_DIRECTIONS_. Locate the word "title" in the material, then show every line that holds it.

_PROVIDED DATA_.
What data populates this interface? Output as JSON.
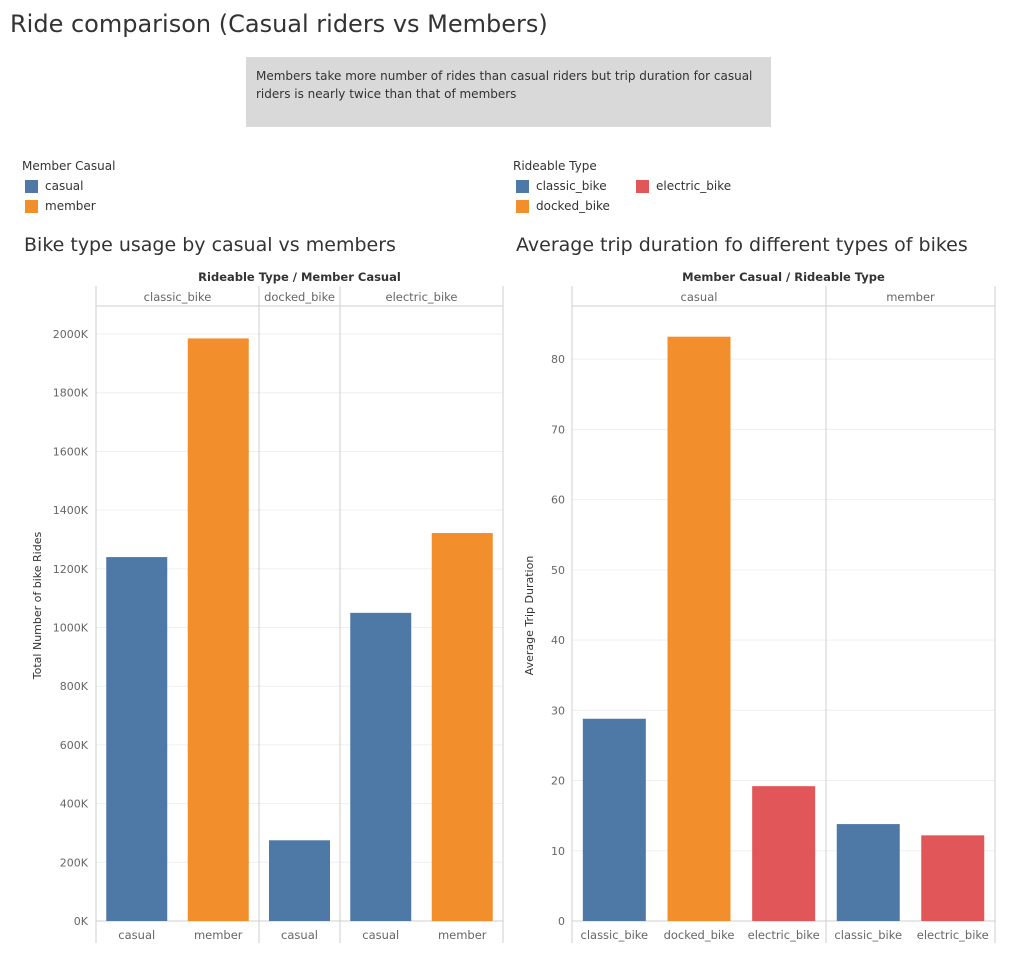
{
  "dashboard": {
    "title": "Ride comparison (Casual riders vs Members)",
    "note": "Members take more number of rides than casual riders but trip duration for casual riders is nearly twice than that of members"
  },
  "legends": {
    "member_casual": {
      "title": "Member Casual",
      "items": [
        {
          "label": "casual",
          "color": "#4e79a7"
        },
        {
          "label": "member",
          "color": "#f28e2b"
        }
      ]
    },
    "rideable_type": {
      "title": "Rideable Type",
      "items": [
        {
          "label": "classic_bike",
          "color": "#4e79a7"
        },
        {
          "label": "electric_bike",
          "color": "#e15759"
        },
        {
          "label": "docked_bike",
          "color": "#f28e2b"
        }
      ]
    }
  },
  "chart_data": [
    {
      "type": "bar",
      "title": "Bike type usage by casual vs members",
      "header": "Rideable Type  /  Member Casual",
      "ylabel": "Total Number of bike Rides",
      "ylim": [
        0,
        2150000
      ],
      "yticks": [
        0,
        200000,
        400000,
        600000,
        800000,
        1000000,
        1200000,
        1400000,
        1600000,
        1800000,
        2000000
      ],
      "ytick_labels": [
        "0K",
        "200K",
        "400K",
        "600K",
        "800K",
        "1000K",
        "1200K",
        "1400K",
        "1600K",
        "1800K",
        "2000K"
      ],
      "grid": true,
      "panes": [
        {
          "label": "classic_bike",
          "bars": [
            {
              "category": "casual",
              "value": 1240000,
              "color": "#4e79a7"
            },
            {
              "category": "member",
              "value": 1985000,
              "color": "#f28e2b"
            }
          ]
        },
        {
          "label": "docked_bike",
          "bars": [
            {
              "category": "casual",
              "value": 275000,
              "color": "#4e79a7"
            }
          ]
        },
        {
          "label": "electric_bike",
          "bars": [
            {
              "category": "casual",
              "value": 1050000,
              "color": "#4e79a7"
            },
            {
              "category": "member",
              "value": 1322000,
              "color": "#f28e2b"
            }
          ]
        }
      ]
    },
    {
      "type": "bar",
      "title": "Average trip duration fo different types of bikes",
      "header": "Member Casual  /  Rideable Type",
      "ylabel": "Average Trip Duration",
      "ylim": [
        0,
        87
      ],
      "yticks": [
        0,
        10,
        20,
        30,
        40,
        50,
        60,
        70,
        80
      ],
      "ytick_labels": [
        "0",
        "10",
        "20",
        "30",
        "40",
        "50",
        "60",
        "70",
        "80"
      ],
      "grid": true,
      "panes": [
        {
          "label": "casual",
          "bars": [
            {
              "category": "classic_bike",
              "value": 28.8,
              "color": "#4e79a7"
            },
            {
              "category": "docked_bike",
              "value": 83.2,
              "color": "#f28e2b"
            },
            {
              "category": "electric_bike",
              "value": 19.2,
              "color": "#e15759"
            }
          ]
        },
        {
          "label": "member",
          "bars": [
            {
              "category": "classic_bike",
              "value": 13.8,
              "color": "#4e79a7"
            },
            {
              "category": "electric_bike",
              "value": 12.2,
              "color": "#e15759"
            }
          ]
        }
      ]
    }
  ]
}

_ANSWER TO THE PROBLEM_.
    "title": "Ride comparison (Casual riders vs Members)",
      "title": "Member Casual",
      "title": "Rideable Type",
      "title": "Bike type usage by casual vs members",
      "title": "Average trip duration fo different types of bikes",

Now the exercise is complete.